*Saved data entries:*
★ ★ ★
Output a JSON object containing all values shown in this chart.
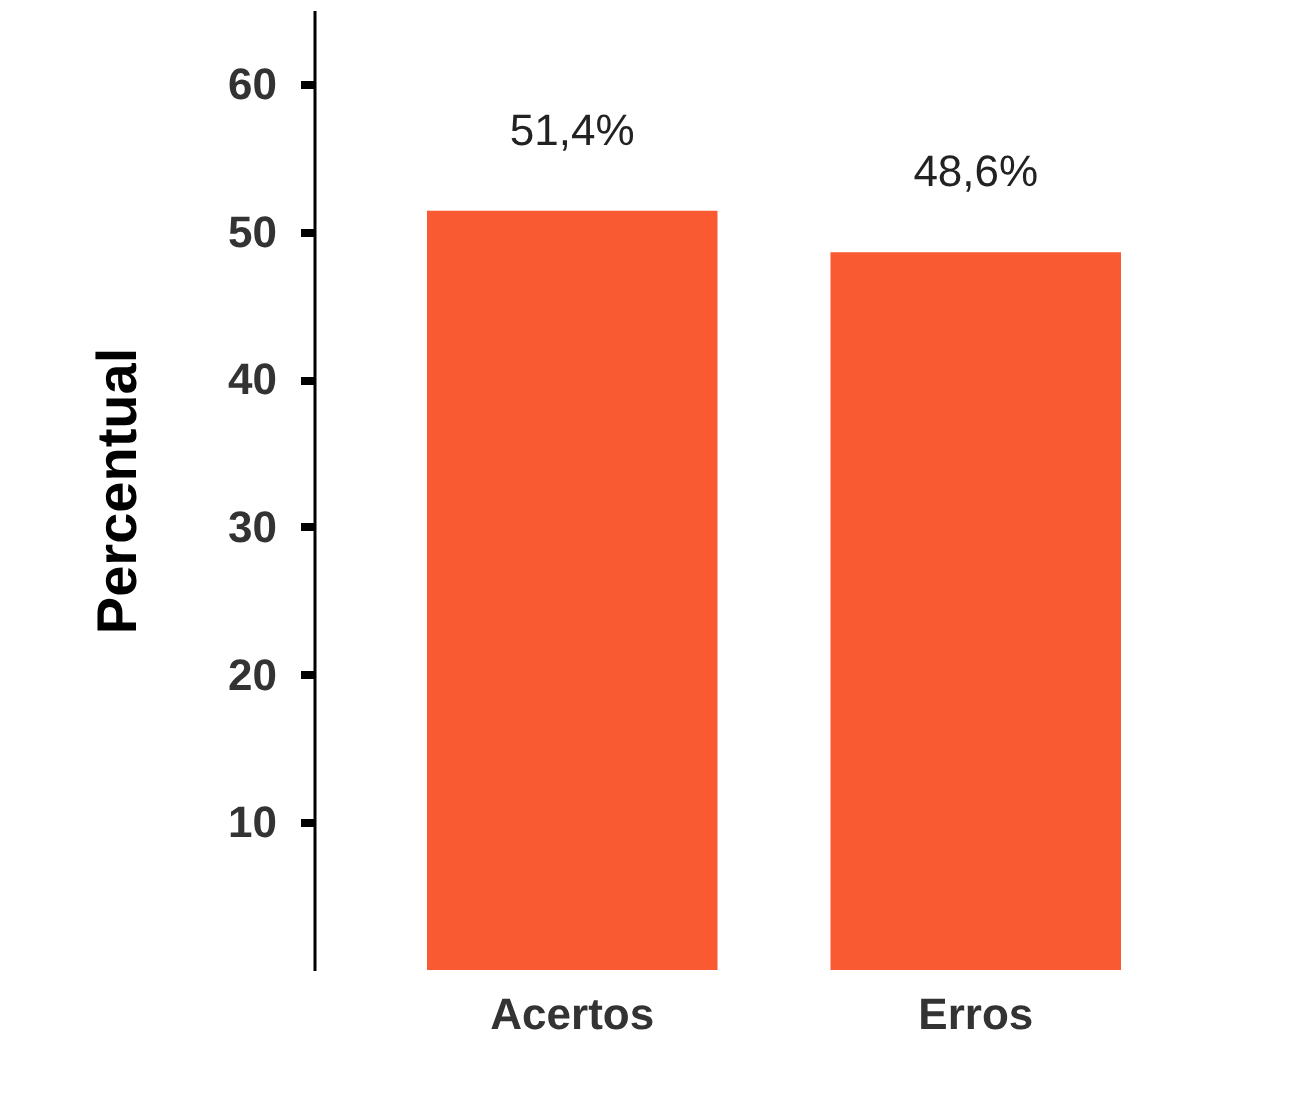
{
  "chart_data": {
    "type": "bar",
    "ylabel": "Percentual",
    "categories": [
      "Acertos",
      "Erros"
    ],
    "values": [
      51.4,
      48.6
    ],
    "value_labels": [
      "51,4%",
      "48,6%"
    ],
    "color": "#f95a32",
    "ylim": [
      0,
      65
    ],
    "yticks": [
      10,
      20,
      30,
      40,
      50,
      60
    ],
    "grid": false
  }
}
★ ★ ★
*DIRECTIVE:* Leave the pictures out and copy the rest of the data exactly.

*CORRECT OUTPUT:*
Output a JSON object containing all values shown in this chart.
{
  "chart_data": {
    "type": "bar",
    "ylabel": "Percentual",
    "categories": [
      "Acertos",
      "Erros"
    ],
    "values": [
      51.4,
      48.6
    ],
    "value_labels": [
      "51,4%",
      "48,6%"
    ],
    "color": "#f95a32",
    "ylim": [
      0,
      65
    ],
    "yticks": [
      10,
      20,
      30,
      40,
      50,
      60
    ],
    "grid": false
  }
}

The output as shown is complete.